===== Supplied material =====

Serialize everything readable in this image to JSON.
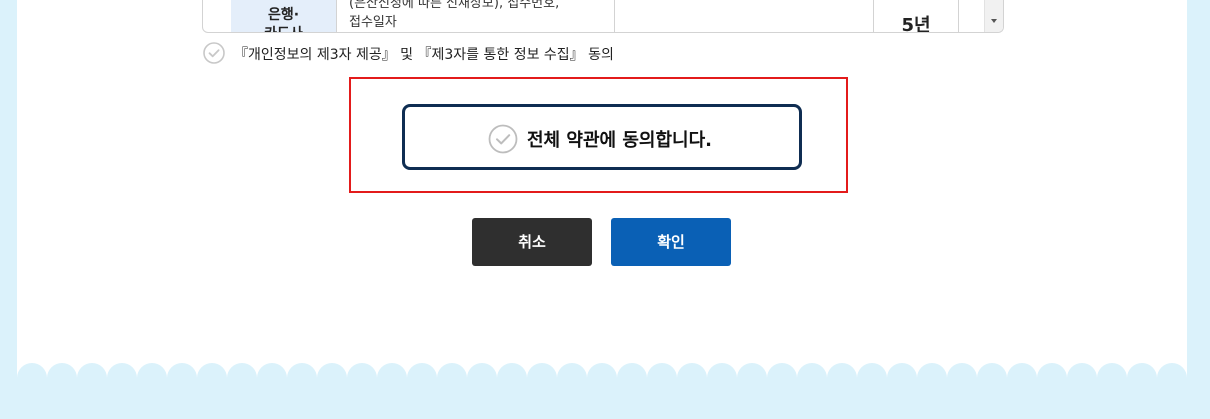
{
  "table": {
    "row_header_line1": "은행·",
    "row_header_line2": "카드사",
    "items_line1": "(은산신청에 따른 신재상보), 접수번호,",
    "items_line2": "접수일자",
    "retention_period": "5년"
  },
  "consent": {
    "third_party_label": "『개인정보의 제3자 제공』 및 『제3자를 통한 정보 수집』 동의",
    "agree_all_label": "전체 약관에 동의합니다."
  },
  "buttons": {
    "cancel_label": "취소",
    "confirm_label": "확인"
  },
  "icons": {
    "check": "check-circle-icon",
    "scroll_down": "chevron-down-icon"
  },
  "colors": {
    "page_background": "#dbf2fb",
    "agree_border": "#0f2d52",
    "highlight_border": "#e31b1b",
    "cancel_button": "#2f2f2f",
    "confirm_button": "#0a60b5",
    "table_header_bg": "#e4eefa"
  }
}
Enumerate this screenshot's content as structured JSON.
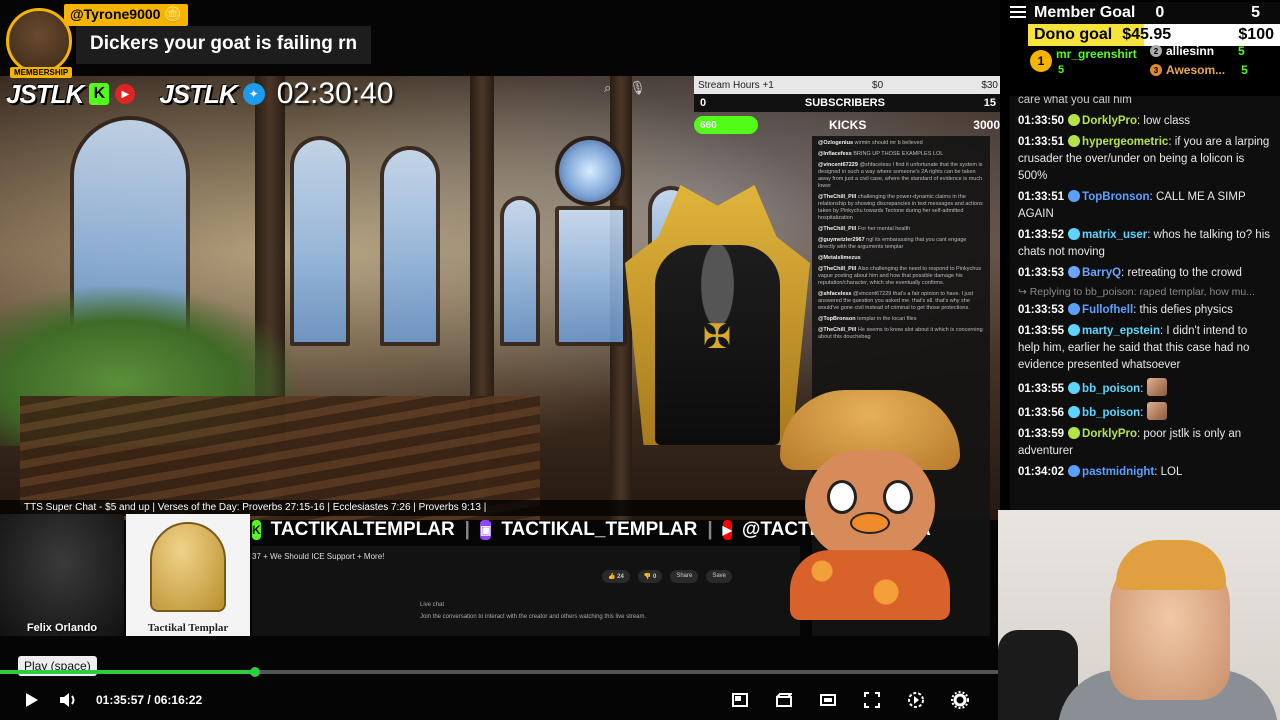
{
  "superchat": {
    "username": "@Tyrone9000",
    "badge": "MEMBERSHIP",
    "message": "Dickers your goat is failing rn"
  },
  "overlay": {
    "logo_text": "JSTLK",
    "stream_time": "02:30:40",
    "ticker": "TTS Super Chat - $5 and up | Verses of the Day: Proverbs 27:15-16 | Ecclesiastes 7:26 | Proverbs 9:13 |",
    "socials": [
      "TACTIKALTEMPLAR",
      "TACTIKAL_TEMPLAR",
      "@TACTIKALTEMPLA"
    ],
    "yt_title": "37 + We Should ICE Support + More!",
    "yt_actions": [
      "24",
      "0",
      "Share",
      "Save"
    ],
    "yt_livechat_title": "Live chat",
    "yt_livechat_hint": "Join the conversation to interact with the creator and others watching this live stream.",
    "cam_left_name": "Felix Orlando",
    "cam_right_name": "Tactikal Templar"
  },
  "stats": {
    "row1_label": "Stream Hours +1",
    "row1_mid": "$0",
    "row1_right": "$30",
    "subs_left": "0",
    "subs_label": "SUBSCRIBERS",
    "subs_right": "15",
    "kicks_pill": "660",
    "kicks_label": "KICKS",
    "kicks_max": "3000"
  },
  "inner_chat": [
    {
      "user": "@Ozlogenius",
      "text": "wirmin should mr b believed"
    },
    {
      "user": "@Inflacefess",
      "text": "BRING UP THOSE EXAMPLES LOL"
    },
    {
      "user": "@vincent67229",
      "text": "@shfaceless I find it unfortunate that the system is designed in such a way where someone's 2A rights can be taken away from just a civil case, where the standard of evidence is much lower"
    },
    {
      "user": "@TheChill_Pill",
      "text": "challenging the power-dynamic claims in the relationship by showing discrepancies in text messages and actions taken by Pinkychu towards Tectone during her self-admitted hospitalization"
    },
    {
      "user": "@TheChill_Pill",
      "text": "For her mental health"
    },
    {
      "user": "@guymetzler2967",
      "text": "ngl its embarassing that you cant engage directly with the arguments templar"
    },
    {
      "user": "@Metalslimezus",
      "text": ""
    },
    {
      "user": "@TheChill_Pill",
      "text": "Also challenging the need to respond to Pinkychus vague posting about him and how that possible damage his reputation/character, which she eventually confirms."
    },
    {
      "user": "@shfaceless",
      "text": "@vincent67229 that's a fair opinion to have. I just answered the question you asked me. that's all. that's why she would've gone civil instead of criminal to get those protections."
    },
    {
      "user": "@TopBronson",
      "text": "templar in the locari files"
    },
    {
      "user": "@TheChill_Pill",
      "text": "He seems to know alot about it which is concerning about this douchebag"
    }
  ],
  "player": {
    "tooltip": "Play (space)",
    "current_time": "01:35:57",
    "separator": "/",
    "duration": "06:16:22",
    "progress": 0.255
  },
  "goals": {
    "member_label": "Member Goal",
    "member_current": "0",
    "member_target": "5",
    "dono_label": "Dono goal",
    "dono_current": "$45.95",
    "dono_target": "$100",
    "dono_fraction": 0.4595
  },
  "leaderboard": [
    {
      "rank": "1",
      "name": "mr_greenshirt",
      "count": "5"
    },
    {
      "rank": "2",
      "name": "alliesinn",
      "count": "5"
    },
    {
      "rank": "3",
      "name": "Awesom...",
      "count": "5"
    }
  ],
  "chat": {
    "partial_top": "care what you call him",
    "messages": [
      {
        "time": "01:33:50",
        "user": "DorklyPro",
        "color": "#b5e34a",
        "text": "low class"
      },
      {
        "time": "01:33:51",
        "user": "hypergeometric",
        "color": "#b5e34a",
        "text": "if you are a larping crusader the over/under on being a lolicon is 500%"
      },
      {
        "time": "01:33:51",
        "user": "TopBronson",
        "color": "#5aa0ff",
        "text": "CALL ME A SIMP AGAIN"
      },
      {
        "time": "01:33:52",
        "user": "matrix_user",
        "color": "#5dd6ff",
        "text": "whos he talking to? his chats not moving"
      },
      {
        "time": "01:33:53",
        "user": "BarryQ",
        "color": "#6aa6ff",
        "text": "retreating to the crowd"
      },
      {
        "time": "01:33:53",
        "user": "Fullofhell",
        "color": "#5aa0ff",
        "text": "this defies physics",
        "reply": "Replying to bb_poison: raped templar, how mu..."
      },
      {
        "time": "01:33:55",
        "user": "marty_epstein",
        "color": "#5dd6ff",
        "text": "I didn't intend to help him, earlier he said that this case had no evidence presented whatsoever"
      },
      {
        "time": "01:33:55",
        "user": "bb_poison",
        "color": "#5dd6ff",
        "text": ""
      },
      {
        "time": "01:33:56",
        "user": "bb_poison",
        "color": "#5dd6ff",
        "text": ""
      },
      {
        "time": "01:33:59",
        "user": "DorklyPro",
        "color": "#b5e34a",
        "text": "poor jstlk is only an adventurer"
      },
      {
        "time": "01:34:02",
        "user": "pastmidnight",
        "color": "#5aa0ff",
        "text": "LOL"
      }
    ]
  },
  "colors": {
    "accent_green": "#2ecc40",
    "kick_green": "#53fc18",
    "superchat_gold": "#f5b400",
    "dono_yellow": "#f5e23a"
  }
}
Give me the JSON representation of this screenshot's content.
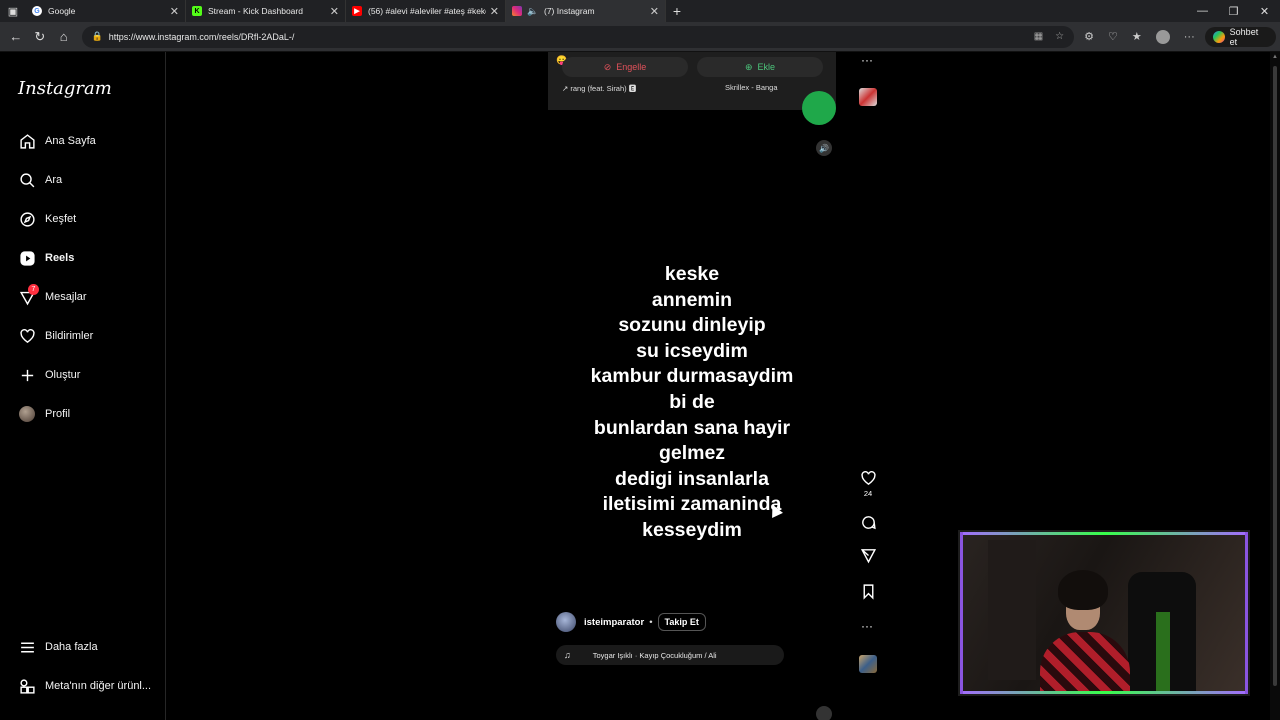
{
  "browser": {
    "tabs": [
      {
        "title": "Google",
        "favicon": "google-icon",
        "color": "#4285f4"
      },
      {
        "title": "Stream - Kick Dashboard",
        "favicon": "kick-icon",
        "color": "#53fc18"
      },
      {
        "title": "(56) #alevi #aleviler #ateş #keko",
        "favicon": "youtube-icon",
        "color": "#ff0000"
      },
      {
        "title": "(7) Instagram",
        "favicon": "instagram-icon",
        "color": "#e1306c"
      }
    ],
    "url": "https://www.instagram.com/reels/DRfl-2ADaL-/",
    "copilot_label": "Sohbet et"
  },
  "sidebar": {
    "logo": "Instagram",
    "items": [
      {
        "label": "Ana Sayfa",
        "icon": "home-icon"
      },
      {
        "label": "Ara",
        "icon": "search-icon"
      },
      {
        "label": "Keşfet",
        "icon": "explore-icon"
      },
      {
        "label": "Reels",
        "icon": "reels-icon"
      },
      {
        "label": "Mesajlar",
        "icon": "messages-icon",
        "badge": "7"
      },
      {
        "label": "Bildirimler",
        "icon": "heart-icon"
      },
      {
        "label": "Oluştur",
        "icon": "plus-icon"
      },
      {
        "label": "Profil",
        "icon": "avatar"
      }
    ],
    "more_label": "Daha fazla",
    "meta_label": "Meta'nın diğer ürünl..."
  },
  "reel": {
    "top_fragment": {
      "block_label": "Engelle",
      "add_label": "Ekle",
      "song_left": "rang (feat. Sirah)",
      "song_right": "Skrillex - Banga"
    },
    "lines": [
      "keske",
      "annemin",
      "sozunu dinleyip",
      "su icseydim",
      "kambur durmasaydim",
      "bi de",
      "bunlardan sana hayir",
      "gelmez",
      "dedigi insanlarla",
      "iletisimi zamaninda",
      "kesseydim"
    ],
    "username": "isteimparator",
    "follow_label": "Takip Et",
    "music": "Toygar Işıklı · Kayıp Çocukluğum / Ali",
    "likes": "24"
  }
}
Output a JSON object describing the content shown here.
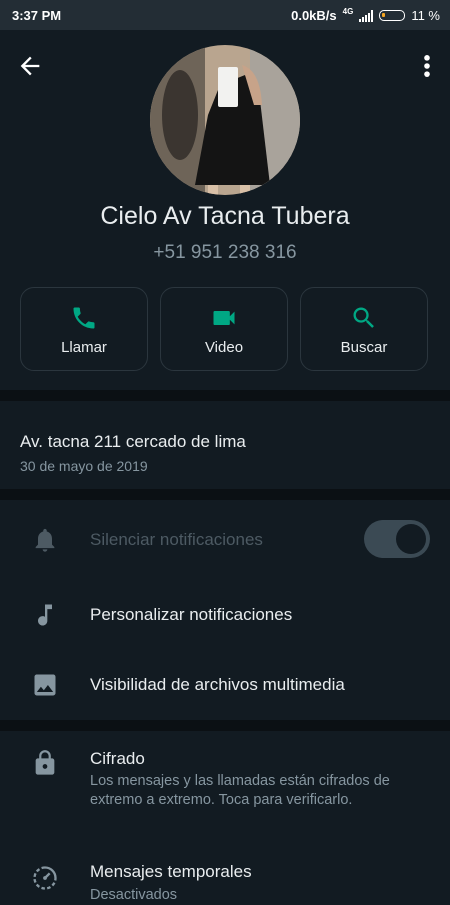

=====

• Written exercise
How many lines in the records above hold the word "challenging"? Give only the number.

• Response below
2